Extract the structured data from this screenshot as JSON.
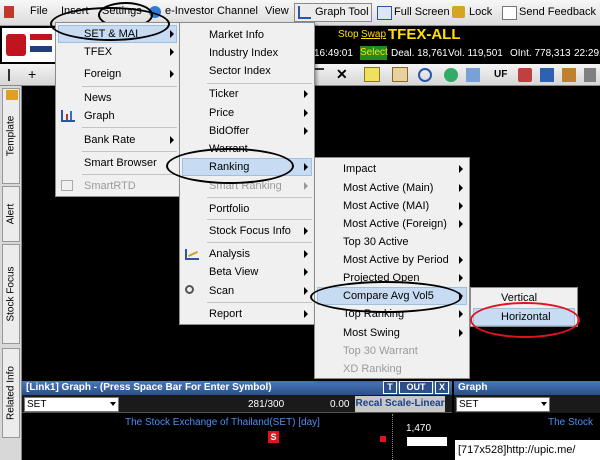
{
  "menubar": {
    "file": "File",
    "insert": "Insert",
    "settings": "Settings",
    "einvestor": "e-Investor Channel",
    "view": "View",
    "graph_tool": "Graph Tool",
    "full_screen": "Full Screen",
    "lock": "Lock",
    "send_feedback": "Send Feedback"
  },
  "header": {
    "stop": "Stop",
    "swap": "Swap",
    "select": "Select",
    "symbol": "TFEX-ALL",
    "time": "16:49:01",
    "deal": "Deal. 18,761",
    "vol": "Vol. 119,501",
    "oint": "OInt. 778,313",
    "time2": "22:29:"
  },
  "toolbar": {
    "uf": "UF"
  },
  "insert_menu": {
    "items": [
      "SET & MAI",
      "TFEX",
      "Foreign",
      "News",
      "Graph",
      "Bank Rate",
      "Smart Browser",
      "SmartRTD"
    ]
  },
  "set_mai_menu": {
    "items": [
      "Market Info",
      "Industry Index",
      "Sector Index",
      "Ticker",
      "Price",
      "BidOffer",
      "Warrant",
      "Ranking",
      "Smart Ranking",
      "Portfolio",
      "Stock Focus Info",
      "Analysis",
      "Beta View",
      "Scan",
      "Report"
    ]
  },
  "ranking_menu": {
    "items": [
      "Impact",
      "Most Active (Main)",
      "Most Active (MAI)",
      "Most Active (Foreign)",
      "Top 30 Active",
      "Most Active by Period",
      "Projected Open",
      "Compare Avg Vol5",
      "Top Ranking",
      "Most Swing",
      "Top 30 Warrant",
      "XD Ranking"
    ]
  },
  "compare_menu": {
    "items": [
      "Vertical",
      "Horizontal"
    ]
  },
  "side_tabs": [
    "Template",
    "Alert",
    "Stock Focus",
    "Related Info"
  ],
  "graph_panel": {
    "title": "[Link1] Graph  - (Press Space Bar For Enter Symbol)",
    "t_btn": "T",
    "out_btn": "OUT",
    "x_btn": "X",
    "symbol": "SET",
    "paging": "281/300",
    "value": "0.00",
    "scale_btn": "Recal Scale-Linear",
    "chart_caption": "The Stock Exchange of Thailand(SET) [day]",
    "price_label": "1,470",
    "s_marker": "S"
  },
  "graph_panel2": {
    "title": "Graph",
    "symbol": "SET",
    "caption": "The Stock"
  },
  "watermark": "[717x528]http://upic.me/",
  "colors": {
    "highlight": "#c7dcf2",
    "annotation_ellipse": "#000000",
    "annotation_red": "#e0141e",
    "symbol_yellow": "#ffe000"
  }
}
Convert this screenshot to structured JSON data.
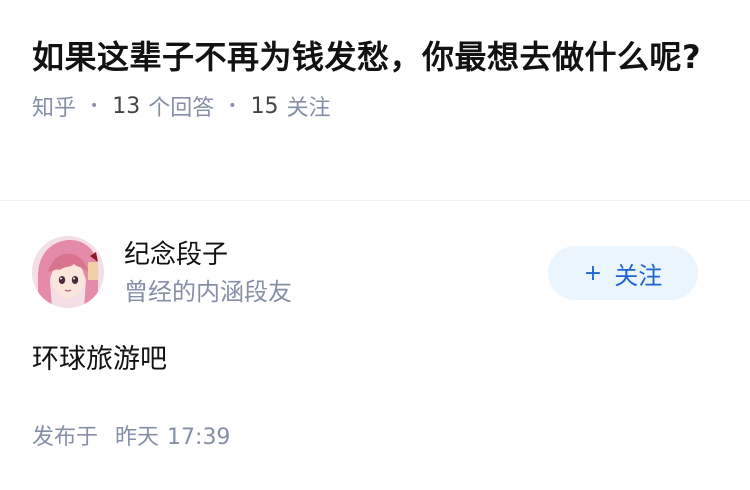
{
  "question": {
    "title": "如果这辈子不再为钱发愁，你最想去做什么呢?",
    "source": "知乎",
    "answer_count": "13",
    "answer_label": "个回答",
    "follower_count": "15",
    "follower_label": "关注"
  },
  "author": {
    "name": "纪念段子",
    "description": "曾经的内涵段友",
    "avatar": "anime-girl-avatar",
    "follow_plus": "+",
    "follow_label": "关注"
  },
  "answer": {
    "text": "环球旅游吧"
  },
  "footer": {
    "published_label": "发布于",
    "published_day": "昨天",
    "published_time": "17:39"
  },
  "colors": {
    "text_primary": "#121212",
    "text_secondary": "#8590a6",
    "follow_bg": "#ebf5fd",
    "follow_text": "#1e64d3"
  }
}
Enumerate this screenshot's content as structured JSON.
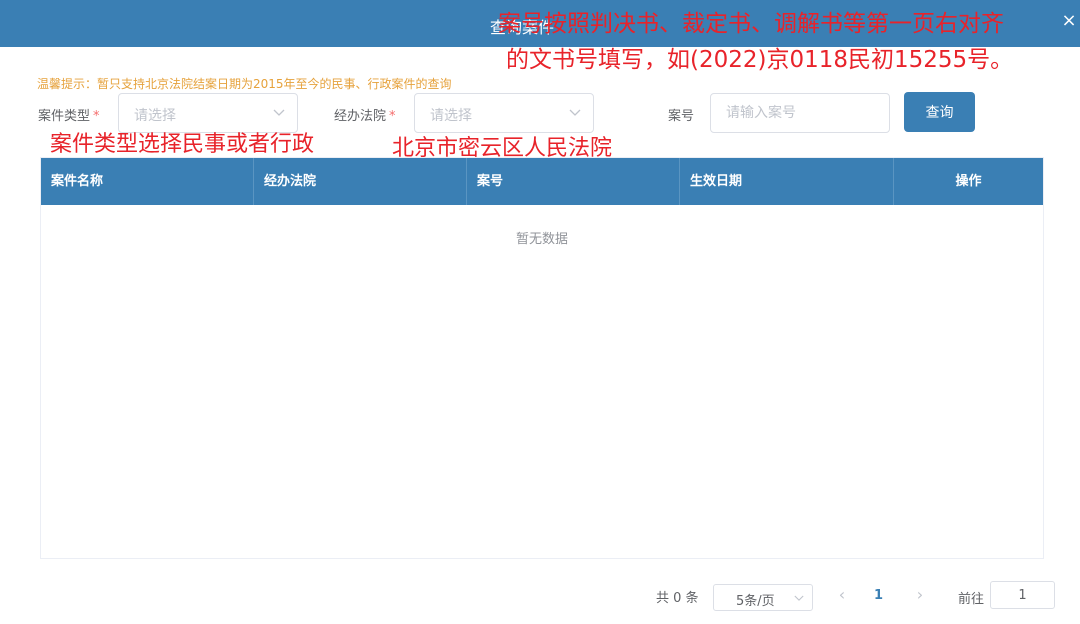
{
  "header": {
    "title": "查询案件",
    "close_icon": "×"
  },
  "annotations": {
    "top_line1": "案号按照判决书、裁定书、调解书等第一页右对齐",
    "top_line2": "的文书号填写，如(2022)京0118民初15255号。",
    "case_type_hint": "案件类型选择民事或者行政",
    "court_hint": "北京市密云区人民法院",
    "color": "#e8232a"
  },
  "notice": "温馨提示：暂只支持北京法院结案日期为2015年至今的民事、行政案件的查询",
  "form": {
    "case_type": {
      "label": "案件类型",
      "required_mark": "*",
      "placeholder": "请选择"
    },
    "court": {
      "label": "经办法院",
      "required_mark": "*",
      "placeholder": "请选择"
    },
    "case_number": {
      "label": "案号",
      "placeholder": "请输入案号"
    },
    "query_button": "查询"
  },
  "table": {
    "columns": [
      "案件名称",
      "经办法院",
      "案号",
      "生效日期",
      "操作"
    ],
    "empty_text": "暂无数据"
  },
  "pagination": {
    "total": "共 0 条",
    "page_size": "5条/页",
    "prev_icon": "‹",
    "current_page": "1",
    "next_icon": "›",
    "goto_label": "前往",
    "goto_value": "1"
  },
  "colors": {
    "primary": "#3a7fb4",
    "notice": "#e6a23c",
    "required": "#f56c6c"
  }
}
****************
What is expected >>
Leave out the pictures and give the rest of the records again exactly.

The solution >>
Extract the structured data from this screenshot as JSON.
{
  "menubar": {
    "file": "File",
    "insert": "Insert",
    "settings": "Settings",
    "einvestor": "e-Investor Channel",
    "view": "View",
    "graph_tool": "Graph Tool",
    "full_screen": "Full Screen",
    "lock": "Lock",
    "send_feedback": "Send Feedback"
  },
  "header": {
    "stop": "Stop",
    "swap": "Swap",
    "select": "Select",
    "symbol": "TFEX-ALL",
    "time": "16:49:01",
    "deal": "Deal. 18,761",
    "vol": "Vol. 119,501",
    "oint": "OInt. 778,313",
    "time2": "22:29:"
  },
  "toolbar": {
    "uf": "UF"
  },
  "insert_menu": {
    "items": [
      "SET & MAI",
      "TFEX",
      "Foreign",
      "News",
      "Graph",
      "Bank Rate",
      "Smart Browser",
      "SmartRTD"
    ]
  },
  "set_mai_menu": {
    "items": [
      "Market Info",
      "Industry Index",
      "Sector Index",
      "Ticker",
      "Price",
      "BidOffer",
      "Warrant",
      "Ranking",
      "Smart Ranking",
      "Portfolio",
      "Stock Focus Info",
      "Analysis",
      "Beta View",
      "Scan",
      "Report"
    ]
  },
  "ranking_menu": {
    "items": [
      "Impact",
      "Most Active (Main)",
      "Most Active (MAI)",
      "Most Active (Foreign)",
      "Top 30 Active",
      "Most Active by Period",
      "Projected Open",
      "Compare Avg Vol5",
      "Top Ranking",
      "Most Swing",
      "Top 30 Warrant",
      "XD Ranking"
    ]
  },
  "compare_menu": {
    "items": [
      "Vertical",
      "Horizontal"
    ]
  },
  "side_tabs": [
    "Template",
    "Alert",
    "Stock Focus",
    "Related Info"
  ],
  "graph_panel": {
    "title": "[Link1] Graph  - (Press Space Bar For Enter Symbol)",
    "t_btn": "T",
    "out_btn": "OUT",
    "x_btn": "X",
    "symbol": "SET",
    "paging": "281/300",
    "value": "0.00",
    "scale_btn": "Recal Scale-Linear",
    "chart_caption": "The Stock Exchange of Thailand(SET) [day]",
    "price_label": "1,470",
    "s_marker": "S"
  },
  "graph_panel2": {
    "title": "Graph",
    "symbol": "SET",
    "caption": "The Stock"
  },
  "watermark": "[717x528]http://upic.me/",
  "colors": {
    "highlight": "#c7dcf2",
    "annotation_ellipse": "#000000",
    "annotation_red": "#e0141e",
    "symbol_yellow": "#ffe000"
  }
}
Convert this screenshot to structured JSON data.
{
  "question": {
    "title": "如果这辈子不再为钱发愁，你最想去做什么呢?",
    "source": "知乎",
    "answer_count": "13",
    "answer_label": "个回答",
    "follower_count": "15",
    "follower_label": "关注"
  },
  "author": {
    "name": "纪念段子",
    "description": "曾经的内涵段友",
    "avatar": "anime-girl-avatar",
    "follow_plus": "+",
    "follow_label": "关注"
  },
  "answer": {
    "text": "环球旅游吧"
  },
  "footer": {
    "published_label": "发布于",
    "published_day": "昨天",
    "published_time": "17:39"
  },
  "colors": {
    "text_primary": "#121212",
    "text_secondary": "#8590a6",
    "follow_bg": "#ebf5fd",
    "follow_text": "#1e64d3"
  }
}
Enumerate this screenshot's content as structured JSON.
{
  "header": {
    "title": "查询案件",
    "close_icon": "×"
  },
  "annotations": {
    "top_line1": "案号按照判决书、裁定书、调解书等第一页右对齐",
    "top_line2": "的文书号填写，如(2022)京0118民初15255号。",
    "case_type_hint": "案件类型选择民事或者行政",
    "court_hint": "北京市密云区人民法院",
    "color": "#e8232a"
  },
  "notice": "温馨提示：暂只支持北京法院结案日期为2015年至今的民事、行政案件的查询",
  "form": {
    "case_type": {
      "label": "案件类型",
      "required_mark": "*",
      "placeholder": "请选择"
    },
    "court": {
      "label": "经办法院",
      "required_mark": "*",
      "placeholder": "请选择"
    },
    "case_number": {
      "label": "案号",
      "placeholder": "请输入案号"
    },
    "query_button": "查询"
  },
  "table": {
    "columns": [
      "案件名称",
      "经办法院",
      "案号",
      "生效日期",
      "操作"
    ],
    "empty_text": "暂无数据"
  },
  "pagination": {
    "total": "共 0 条",
    "page_size": "5条/页",
    "prev_icon": "‹",
    "current_page": "1",
    "next_icon": "›",
    "goto_label": "前往",
    "goto_value": "1"
  },
  "colors": {
    "primary": "#3a7fb4",
    "notice": "#e6a23c",
    "required": "#f56c6c"
  }
}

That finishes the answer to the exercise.